▸ Records provided:
_____

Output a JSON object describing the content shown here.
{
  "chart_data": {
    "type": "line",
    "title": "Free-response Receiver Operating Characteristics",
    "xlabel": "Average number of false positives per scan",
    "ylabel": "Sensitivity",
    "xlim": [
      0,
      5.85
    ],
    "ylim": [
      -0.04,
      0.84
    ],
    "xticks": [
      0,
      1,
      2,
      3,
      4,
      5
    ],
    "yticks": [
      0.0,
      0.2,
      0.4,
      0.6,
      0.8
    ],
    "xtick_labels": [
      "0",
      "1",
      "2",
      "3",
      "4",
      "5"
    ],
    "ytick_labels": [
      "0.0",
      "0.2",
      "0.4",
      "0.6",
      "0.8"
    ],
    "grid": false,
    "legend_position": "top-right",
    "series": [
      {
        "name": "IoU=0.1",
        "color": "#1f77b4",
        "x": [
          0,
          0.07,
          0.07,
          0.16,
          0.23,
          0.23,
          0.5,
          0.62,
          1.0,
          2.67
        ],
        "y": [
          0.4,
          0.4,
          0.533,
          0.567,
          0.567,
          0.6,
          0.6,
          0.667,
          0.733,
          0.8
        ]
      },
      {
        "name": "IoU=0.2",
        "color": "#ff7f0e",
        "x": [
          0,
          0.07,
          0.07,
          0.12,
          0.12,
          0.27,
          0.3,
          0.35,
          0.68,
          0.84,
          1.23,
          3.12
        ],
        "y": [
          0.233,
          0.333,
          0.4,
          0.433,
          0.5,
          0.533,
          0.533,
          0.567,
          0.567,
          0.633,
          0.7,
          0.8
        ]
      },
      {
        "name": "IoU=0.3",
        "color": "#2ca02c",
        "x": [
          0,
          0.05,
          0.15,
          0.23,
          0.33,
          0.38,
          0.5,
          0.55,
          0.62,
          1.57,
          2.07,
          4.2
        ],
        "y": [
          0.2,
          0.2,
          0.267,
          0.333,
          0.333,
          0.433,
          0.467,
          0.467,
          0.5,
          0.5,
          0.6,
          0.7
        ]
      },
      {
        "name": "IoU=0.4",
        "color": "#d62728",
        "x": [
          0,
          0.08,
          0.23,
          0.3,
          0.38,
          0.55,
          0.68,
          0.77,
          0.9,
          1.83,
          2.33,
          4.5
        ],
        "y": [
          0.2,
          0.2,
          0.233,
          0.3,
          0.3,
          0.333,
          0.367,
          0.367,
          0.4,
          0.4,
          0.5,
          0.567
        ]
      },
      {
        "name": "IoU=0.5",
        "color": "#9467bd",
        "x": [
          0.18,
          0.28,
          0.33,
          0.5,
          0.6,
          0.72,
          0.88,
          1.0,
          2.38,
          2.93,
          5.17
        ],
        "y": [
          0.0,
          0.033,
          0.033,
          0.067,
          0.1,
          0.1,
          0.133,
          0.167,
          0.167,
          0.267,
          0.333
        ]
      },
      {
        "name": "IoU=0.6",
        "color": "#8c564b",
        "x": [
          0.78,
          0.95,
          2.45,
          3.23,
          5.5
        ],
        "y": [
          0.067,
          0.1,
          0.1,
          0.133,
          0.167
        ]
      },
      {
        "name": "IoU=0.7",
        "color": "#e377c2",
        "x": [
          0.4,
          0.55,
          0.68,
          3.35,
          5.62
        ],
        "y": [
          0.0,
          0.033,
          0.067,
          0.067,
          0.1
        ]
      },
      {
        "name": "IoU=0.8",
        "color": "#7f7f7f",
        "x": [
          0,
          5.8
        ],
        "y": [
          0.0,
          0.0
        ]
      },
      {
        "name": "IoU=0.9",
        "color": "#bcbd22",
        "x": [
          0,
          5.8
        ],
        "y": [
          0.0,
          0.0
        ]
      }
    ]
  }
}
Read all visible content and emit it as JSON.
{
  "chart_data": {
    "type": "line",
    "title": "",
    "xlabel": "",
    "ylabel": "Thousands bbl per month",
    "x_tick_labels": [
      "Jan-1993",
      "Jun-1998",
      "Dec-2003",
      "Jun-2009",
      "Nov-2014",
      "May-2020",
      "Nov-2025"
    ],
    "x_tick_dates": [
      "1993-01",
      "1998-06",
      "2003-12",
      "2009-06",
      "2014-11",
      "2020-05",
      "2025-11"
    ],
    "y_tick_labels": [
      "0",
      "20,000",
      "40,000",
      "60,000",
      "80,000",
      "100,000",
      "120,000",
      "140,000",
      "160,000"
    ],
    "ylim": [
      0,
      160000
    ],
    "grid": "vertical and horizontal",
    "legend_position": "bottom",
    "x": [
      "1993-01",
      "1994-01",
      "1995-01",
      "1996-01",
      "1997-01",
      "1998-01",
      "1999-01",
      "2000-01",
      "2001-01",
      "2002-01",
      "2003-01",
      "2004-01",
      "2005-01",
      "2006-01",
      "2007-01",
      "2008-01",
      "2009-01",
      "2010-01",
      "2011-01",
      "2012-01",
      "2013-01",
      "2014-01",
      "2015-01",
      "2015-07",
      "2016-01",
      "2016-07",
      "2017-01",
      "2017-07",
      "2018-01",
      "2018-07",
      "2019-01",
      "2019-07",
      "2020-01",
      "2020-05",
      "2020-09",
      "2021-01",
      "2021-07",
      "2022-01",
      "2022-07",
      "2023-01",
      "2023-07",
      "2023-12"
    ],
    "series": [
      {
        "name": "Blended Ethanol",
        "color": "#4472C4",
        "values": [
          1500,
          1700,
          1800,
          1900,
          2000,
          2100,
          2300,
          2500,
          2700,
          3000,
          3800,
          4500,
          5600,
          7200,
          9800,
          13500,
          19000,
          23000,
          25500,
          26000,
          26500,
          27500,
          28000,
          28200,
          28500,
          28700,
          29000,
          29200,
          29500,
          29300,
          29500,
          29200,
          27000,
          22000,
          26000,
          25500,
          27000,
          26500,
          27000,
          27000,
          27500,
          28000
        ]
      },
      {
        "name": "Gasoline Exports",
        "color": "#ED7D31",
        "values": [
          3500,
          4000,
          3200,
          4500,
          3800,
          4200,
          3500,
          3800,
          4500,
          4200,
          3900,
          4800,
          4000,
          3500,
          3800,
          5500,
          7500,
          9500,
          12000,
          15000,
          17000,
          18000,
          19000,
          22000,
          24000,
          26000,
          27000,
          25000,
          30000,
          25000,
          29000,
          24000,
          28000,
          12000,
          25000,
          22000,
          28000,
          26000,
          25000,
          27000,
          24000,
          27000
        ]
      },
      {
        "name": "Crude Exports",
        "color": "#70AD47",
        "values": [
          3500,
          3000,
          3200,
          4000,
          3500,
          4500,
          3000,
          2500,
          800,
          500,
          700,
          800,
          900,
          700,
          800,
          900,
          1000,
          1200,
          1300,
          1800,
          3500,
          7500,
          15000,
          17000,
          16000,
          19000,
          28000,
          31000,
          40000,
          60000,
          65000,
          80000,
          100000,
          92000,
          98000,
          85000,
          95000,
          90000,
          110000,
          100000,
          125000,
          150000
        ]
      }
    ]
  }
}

_____

▸ Requirement:
Go through the listing above and locate each line that holds the word "content". Copy those lines.

▸ Response:
Output a JSON object describing the content shown here.
Read all visible content and emit it as JSON.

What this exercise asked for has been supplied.